(Dataset listings of figures)
[START]
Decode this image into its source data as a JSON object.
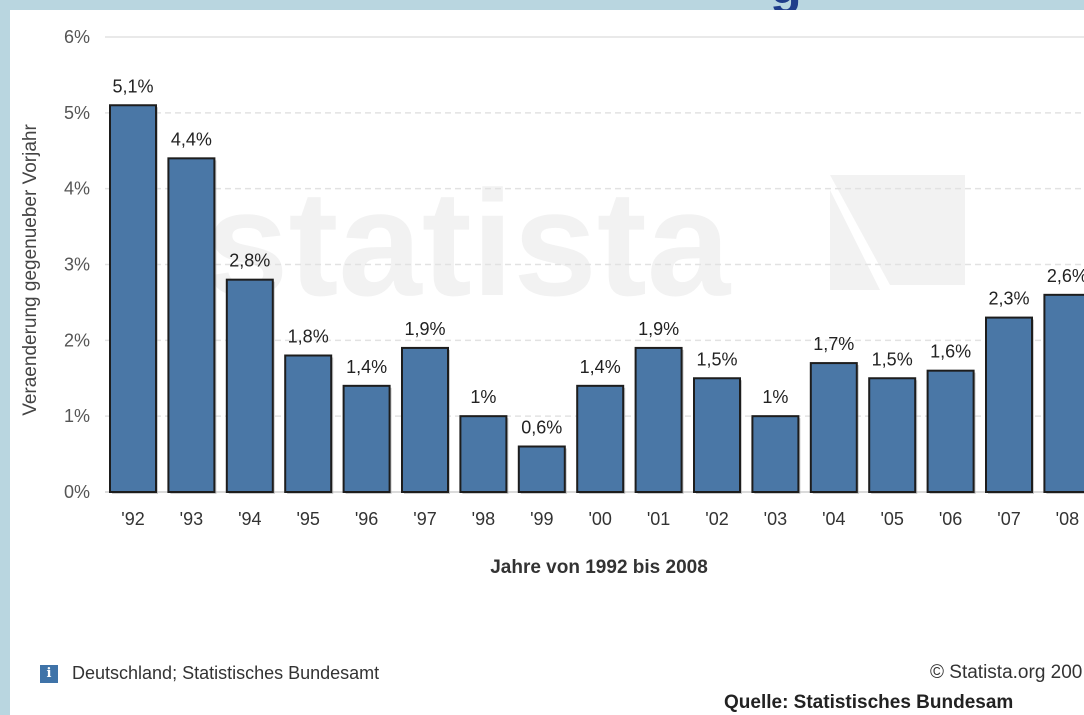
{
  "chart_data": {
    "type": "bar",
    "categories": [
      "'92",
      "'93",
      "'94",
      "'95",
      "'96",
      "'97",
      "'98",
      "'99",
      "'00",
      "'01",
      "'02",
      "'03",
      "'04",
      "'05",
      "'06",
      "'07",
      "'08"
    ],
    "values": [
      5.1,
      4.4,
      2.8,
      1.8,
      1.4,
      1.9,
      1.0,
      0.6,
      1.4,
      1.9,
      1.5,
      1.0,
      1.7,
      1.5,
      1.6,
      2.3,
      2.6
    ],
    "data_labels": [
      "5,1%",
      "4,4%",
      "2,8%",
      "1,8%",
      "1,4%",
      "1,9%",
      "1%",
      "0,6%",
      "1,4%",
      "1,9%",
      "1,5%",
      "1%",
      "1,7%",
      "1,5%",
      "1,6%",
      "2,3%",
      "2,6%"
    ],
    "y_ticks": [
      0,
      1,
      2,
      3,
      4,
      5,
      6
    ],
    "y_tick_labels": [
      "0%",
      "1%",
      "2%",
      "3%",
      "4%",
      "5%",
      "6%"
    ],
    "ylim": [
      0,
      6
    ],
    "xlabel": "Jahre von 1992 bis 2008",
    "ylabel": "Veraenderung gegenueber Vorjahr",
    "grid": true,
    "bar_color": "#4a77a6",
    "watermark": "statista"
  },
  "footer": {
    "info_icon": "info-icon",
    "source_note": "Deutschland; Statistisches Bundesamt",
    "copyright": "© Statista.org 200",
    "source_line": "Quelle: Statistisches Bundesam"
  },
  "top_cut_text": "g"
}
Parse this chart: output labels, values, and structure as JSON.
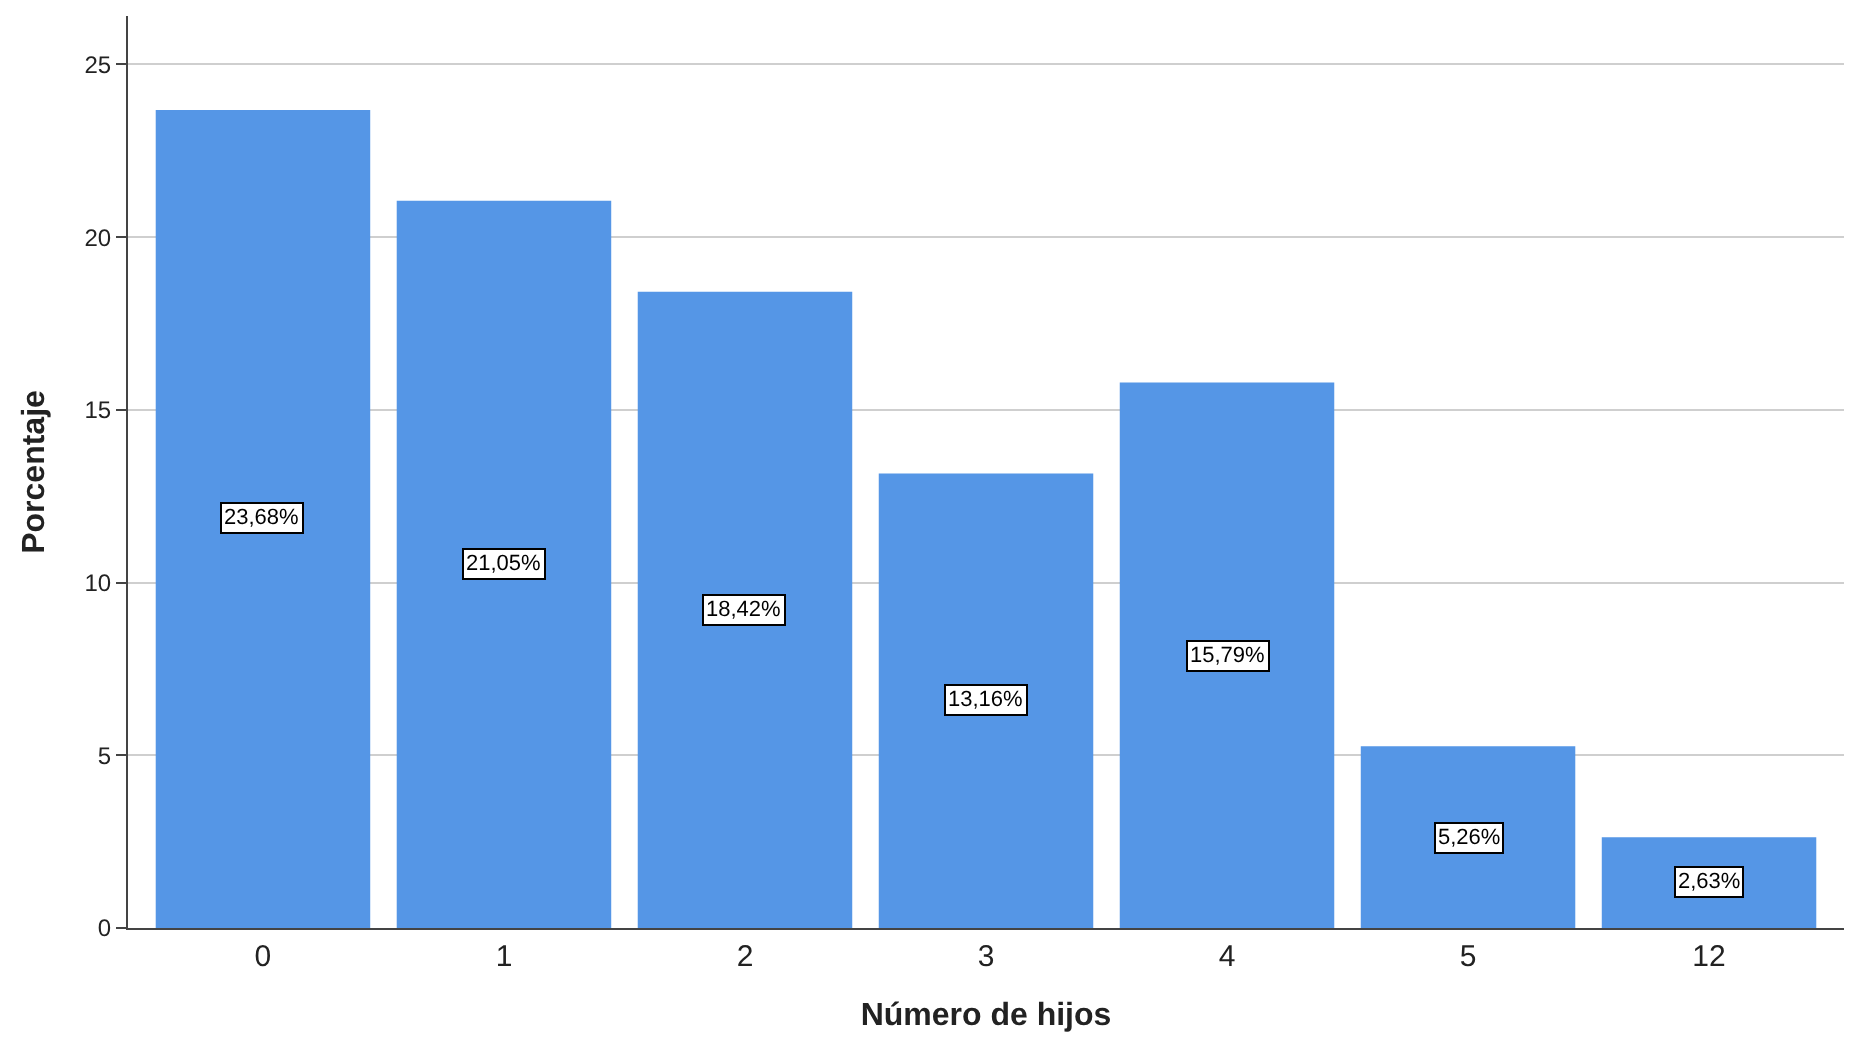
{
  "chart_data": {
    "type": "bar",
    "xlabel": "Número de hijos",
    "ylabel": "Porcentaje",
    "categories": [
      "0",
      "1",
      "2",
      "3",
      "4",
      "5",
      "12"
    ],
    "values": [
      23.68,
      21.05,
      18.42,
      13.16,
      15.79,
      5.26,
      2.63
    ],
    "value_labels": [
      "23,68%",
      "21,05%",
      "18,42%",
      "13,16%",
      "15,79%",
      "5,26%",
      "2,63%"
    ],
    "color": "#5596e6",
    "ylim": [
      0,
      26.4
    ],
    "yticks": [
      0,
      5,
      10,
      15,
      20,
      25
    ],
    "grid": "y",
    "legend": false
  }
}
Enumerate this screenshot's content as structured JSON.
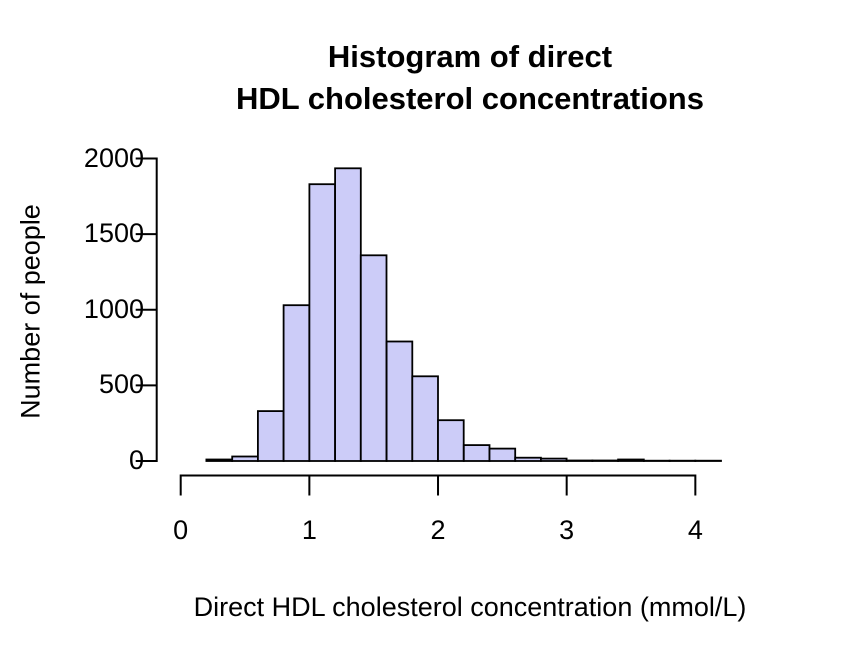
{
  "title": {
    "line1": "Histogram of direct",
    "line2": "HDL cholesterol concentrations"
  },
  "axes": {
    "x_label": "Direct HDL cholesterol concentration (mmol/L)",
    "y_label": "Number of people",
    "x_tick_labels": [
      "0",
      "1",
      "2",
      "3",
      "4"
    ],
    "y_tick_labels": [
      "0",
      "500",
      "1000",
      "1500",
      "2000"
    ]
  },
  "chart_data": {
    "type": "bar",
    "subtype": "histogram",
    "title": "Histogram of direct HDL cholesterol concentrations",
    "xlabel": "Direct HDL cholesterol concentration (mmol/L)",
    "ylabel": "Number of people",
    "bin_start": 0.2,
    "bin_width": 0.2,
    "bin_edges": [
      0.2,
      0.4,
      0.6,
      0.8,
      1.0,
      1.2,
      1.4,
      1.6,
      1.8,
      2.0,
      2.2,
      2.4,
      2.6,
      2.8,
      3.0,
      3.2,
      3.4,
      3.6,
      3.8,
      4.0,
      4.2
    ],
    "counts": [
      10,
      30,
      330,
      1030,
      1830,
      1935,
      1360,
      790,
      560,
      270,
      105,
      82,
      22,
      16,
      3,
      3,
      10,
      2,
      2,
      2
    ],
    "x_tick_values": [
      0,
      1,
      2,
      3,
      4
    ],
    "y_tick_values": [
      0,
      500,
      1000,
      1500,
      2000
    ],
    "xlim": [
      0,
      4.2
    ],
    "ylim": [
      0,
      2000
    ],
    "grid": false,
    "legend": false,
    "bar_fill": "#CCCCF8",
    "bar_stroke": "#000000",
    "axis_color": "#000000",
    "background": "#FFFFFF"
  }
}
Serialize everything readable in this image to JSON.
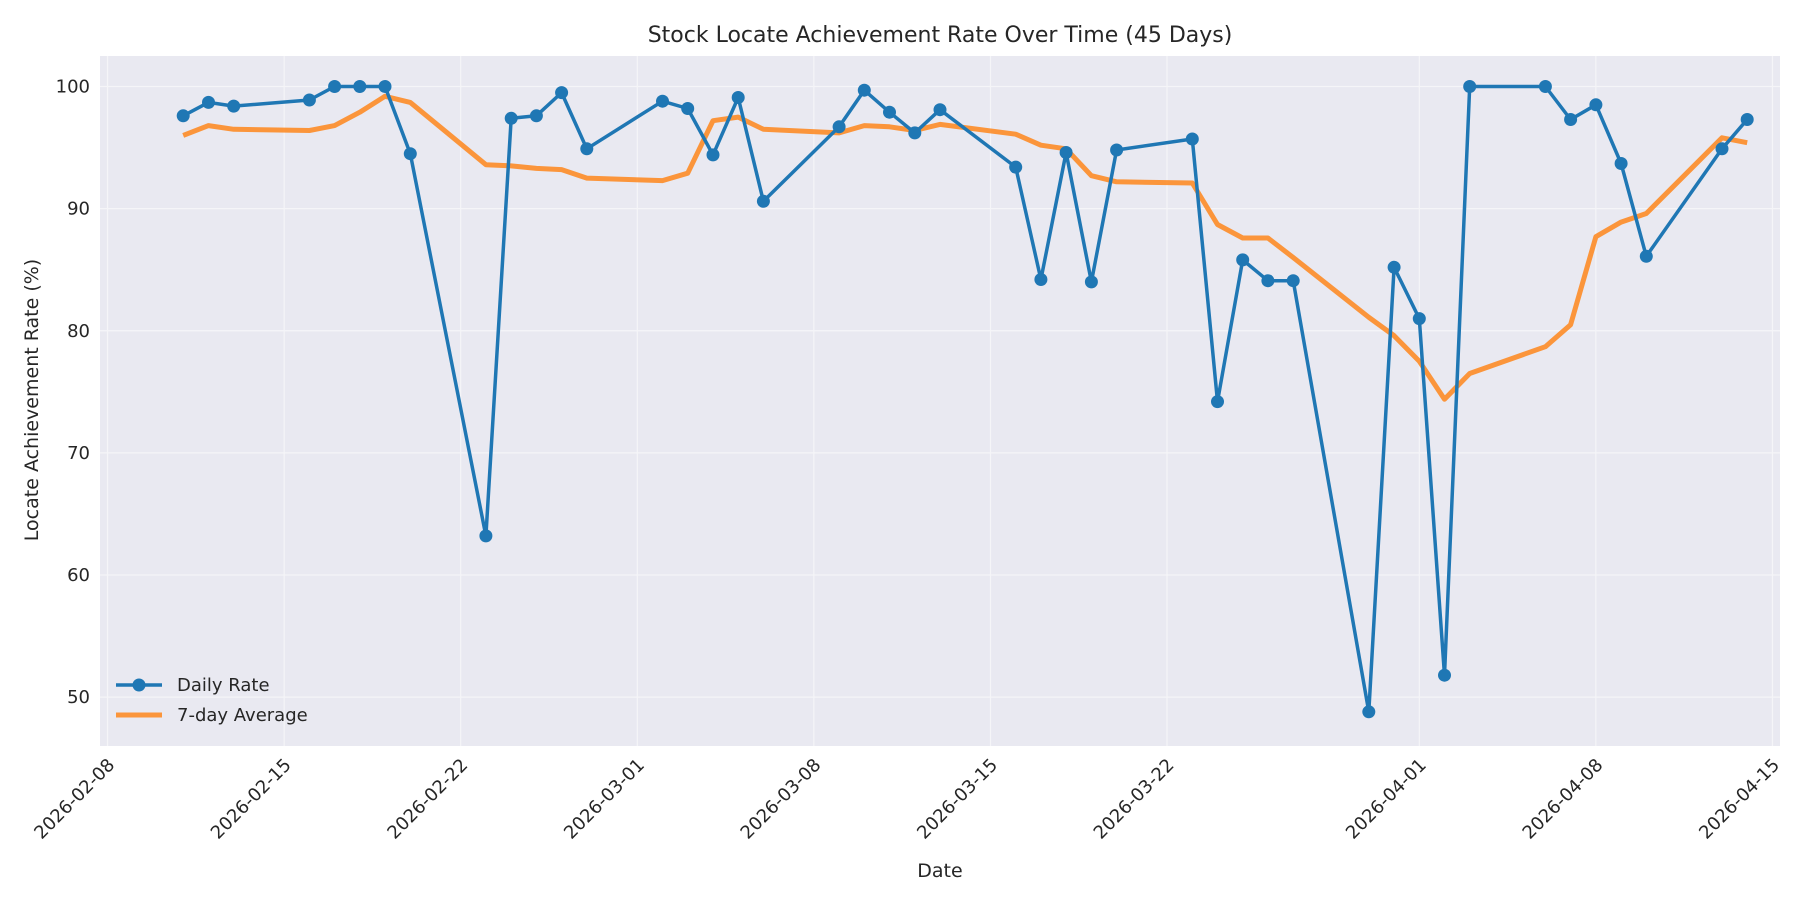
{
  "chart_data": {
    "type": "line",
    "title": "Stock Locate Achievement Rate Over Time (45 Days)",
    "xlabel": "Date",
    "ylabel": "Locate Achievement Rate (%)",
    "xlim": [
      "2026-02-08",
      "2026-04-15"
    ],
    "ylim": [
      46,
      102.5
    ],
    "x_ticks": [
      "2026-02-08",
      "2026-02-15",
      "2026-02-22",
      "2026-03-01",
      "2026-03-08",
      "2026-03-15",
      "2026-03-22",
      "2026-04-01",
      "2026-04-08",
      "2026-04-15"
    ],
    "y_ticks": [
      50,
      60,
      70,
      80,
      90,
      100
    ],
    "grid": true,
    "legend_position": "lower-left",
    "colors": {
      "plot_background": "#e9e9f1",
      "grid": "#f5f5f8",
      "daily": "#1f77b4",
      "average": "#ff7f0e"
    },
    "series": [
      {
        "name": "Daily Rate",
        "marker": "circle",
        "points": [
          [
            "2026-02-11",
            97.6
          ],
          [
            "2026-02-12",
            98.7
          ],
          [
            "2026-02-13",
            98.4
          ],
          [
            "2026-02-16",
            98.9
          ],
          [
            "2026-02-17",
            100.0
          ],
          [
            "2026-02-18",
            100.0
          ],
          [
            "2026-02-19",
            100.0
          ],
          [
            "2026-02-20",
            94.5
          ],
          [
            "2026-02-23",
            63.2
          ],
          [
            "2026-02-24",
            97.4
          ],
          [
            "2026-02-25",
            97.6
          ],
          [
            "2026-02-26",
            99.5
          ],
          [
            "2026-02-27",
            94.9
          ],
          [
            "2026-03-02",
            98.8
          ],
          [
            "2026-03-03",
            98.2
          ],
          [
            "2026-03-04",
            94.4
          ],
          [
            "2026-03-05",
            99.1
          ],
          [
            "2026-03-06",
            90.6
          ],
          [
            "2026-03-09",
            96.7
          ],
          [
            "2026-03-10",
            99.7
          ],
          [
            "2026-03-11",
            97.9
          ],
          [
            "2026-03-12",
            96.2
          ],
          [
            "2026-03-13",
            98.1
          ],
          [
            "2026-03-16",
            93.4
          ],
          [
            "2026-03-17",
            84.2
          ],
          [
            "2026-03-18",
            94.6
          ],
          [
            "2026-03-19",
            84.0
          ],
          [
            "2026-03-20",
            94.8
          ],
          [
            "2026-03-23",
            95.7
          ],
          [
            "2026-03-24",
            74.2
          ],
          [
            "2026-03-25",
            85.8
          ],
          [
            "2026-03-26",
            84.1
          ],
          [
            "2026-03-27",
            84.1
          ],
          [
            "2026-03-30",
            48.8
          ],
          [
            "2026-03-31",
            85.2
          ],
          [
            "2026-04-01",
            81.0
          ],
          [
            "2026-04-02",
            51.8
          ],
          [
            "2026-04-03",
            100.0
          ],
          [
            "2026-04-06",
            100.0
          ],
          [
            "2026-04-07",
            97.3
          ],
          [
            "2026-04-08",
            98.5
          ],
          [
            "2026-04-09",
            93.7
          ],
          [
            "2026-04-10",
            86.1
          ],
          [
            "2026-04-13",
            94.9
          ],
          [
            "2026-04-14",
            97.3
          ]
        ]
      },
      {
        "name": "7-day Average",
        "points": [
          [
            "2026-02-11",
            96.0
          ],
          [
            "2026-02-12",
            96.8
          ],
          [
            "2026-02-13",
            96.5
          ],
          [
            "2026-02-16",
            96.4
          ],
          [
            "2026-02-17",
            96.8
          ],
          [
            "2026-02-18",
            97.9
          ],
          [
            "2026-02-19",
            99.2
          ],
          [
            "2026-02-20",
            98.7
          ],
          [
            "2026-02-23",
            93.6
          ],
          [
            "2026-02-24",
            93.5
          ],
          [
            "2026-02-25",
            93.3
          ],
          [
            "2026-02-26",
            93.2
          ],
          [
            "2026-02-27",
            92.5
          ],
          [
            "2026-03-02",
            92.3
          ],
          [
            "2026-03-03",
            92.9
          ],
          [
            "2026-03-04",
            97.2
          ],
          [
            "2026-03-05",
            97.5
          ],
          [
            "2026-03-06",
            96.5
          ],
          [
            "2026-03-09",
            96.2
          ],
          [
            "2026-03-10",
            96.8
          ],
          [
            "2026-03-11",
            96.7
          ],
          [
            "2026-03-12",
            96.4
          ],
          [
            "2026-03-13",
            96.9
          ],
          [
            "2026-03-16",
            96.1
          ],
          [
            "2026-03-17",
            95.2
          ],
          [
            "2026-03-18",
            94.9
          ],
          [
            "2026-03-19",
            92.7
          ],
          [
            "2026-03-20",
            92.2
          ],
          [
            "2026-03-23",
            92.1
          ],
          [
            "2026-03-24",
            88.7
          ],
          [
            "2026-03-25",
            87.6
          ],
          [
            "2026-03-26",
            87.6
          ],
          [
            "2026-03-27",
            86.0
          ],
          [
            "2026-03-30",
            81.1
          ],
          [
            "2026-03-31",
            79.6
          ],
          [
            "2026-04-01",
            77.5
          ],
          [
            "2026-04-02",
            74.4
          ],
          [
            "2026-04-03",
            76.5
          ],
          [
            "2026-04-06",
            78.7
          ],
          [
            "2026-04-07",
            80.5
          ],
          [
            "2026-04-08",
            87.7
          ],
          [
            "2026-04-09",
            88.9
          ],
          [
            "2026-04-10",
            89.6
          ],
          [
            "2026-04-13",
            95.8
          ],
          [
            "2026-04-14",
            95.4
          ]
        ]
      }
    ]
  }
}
[END]
§ GOAL
Show each line in the entries that holds the string "JSON".

§ EXERCISE RESPONSE
Decode this image into its source data as a JSON object.
Parse this chart: output labels, values, and structure as JSON.
Enumerate this screenshot's content as structured JSON.
Serialize everything readable in this image to JSON.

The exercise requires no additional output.